→ **Work to complete**
Write out the listing below again, precisely as it is given.

→ **Given data**
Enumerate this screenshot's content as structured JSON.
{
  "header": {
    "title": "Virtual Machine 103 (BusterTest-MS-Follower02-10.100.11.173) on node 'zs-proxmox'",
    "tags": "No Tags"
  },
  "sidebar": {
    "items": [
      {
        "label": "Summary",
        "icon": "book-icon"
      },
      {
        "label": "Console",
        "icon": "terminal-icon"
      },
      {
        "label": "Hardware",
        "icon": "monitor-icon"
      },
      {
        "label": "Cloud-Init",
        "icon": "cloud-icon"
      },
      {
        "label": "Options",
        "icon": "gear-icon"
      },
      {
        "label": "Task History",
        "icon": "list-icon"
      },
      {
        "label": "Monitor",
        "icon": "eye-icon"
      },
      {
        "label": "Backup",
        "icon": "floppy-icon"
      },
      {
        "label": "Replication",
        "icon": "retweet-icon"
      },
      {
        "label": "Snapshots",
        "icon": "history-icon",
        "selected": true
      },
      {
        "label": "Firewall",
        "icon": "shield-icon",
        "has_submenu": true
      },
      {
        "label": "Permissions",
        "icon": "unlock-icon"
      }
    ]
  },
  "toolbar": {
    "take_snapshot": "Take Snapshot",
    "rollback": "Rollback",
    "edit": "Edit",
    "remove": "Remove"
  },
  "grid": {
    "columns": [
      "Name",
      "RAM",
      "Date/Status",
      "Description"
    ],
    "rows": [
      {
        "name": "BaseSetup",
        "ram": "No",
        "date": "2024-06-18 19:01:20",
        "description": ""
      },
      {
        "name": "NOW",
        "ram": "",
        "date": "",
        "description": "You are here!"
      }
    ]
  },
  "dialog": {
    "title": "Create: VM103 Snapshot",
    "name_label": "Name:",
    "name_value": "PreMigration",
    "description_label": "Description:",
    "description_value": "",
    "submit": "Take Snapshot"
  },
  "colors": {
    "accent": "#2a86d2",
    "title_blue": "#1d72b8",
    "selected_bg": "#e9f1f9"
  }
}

→ **Output for this task**
Enumerate this screenshot's content as structured JSON.
{
  "header": {
    "title": "Virtual Machine 103 (BusterTest-MS-Follower02-10.100.11.173) on node 'zs-proxmox'",
    "tags": "No Tags"
  },
  "sidebar": {
    "items": [
      {
        "label": "Summary",
        "icon": "book-icon"
      },
      {
        "label": "Console",
        "icon": "terminal-icon"
      },
      {
        "label": "Hardware",
        "icon": "monitor-icon"
      },
      {
        "label": "Cloud-Init",
        "icon": "cloud-icon"
      },
      {
        "label": "Options",
        "icon": "gear-icon"
      },
      {
        "label": "Task History",
        "icon": "list-icon"
      },
      {
        "label": "Monitor",
        "icon": "eye-icon"
      },
      {
        "label": "Backup",
        "icon": "floppy-icon"
      },
      {
        "label": "Replication",
        "icon": "retweet-icon"
      },
      {
        "label": "Snapshots",
        "icon": "history-icon",
        "selected": true
      },
      {
        "label": "Firewall",
        "icon": "shield-icon",
        "has_submenu": true
      },
      {
        "label": "Permissions",
        "icon": "unlock-icon"
      }
    ]
  },
  "toolbar": {
    "take_snapshot": "Take Snapshot",
    "rollback": "Rollback",
    "edit": "Edit",
    "remove": "Remove"
  },
  "grid": {
    "columns": [
      "Name",
      "RAM",
      "Date/Status",
      "Description"
    ],
    "rows": [
      {
        "name": "BaseSetup",
        "ram": "No",
        "date": "2024-06-18 19:01:20",
        "description": ""
      },
      {
        "name": "NOW",
        "ram": "",
        "date": "",
        "description": "You are here!"
      }
    ]
  },
  "dialog": {
    "title": "Create: VM103 Snapshot",
    "name_label": "Name:",
    "name_value": "PreMigration",
    "description_label": "Description:",
    "description_value": "",
    "submit": "Take Snapshot"
  },
  "colors": {
    "accent": "#2a86d2",
    "title_blue": "#1d72b8",
    "selected_bg": "#e9f1f9"
  }
}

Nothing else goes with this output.